===== Extracted material =====
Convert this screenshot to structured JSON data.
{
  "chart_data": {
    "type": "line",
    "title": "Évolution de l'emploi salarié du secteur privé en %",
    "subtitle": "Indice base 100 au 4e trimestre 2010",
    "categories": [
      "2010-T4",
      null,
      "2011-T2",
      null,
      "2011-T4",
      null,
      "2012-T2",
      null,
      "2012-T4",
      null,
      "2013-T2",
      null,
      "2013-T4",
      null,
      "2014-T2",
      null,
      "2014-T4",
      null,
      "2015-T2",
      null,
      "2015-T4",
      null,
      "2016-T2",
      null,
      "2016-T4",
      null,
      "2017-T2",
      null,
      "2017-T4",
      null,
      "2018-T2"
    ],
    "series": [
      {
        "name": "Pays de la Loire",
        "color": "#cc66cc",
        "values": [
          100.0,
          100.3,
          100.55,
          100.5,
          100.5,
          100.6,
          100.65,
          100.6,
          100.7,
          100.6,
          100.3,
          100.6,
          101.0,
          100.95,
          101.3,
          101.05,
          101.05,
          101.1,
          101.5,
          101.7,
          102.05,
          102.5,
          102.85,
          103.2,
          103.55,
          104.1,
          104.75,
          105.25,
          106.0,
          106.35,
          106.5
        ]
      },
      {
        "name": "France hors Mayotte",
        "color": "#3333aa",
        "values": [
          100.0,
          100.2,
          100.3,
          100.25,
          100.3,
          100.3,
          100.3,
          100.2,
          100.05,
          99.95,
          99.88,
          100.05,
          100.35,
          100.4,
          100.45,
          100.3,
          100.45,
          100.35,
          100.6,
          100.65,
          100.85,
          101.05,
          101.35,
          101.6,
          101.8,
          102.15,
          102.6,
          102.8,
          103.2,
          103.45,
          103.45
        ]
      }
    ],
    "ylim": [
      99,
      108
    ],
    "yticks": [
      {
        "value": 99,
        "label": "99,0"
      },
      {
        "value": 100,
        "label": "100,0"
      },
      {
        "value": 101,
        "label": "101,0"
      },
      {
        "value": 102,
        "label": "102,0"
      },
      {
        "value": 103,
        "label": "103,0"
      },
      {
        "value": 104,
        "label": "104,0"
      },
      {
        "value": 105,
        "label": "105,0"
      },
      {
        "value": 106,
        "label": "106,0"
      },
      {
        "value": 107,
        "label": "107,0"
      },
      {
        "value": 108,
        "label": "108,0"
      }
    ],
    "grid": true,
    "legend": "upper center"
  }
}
=====
*Exercise goal:* Pull out each line of the listing that holds the string "name".

*Written solution:*
        "name": "Pays de la Loire",
        "name": "France hors Mayotte",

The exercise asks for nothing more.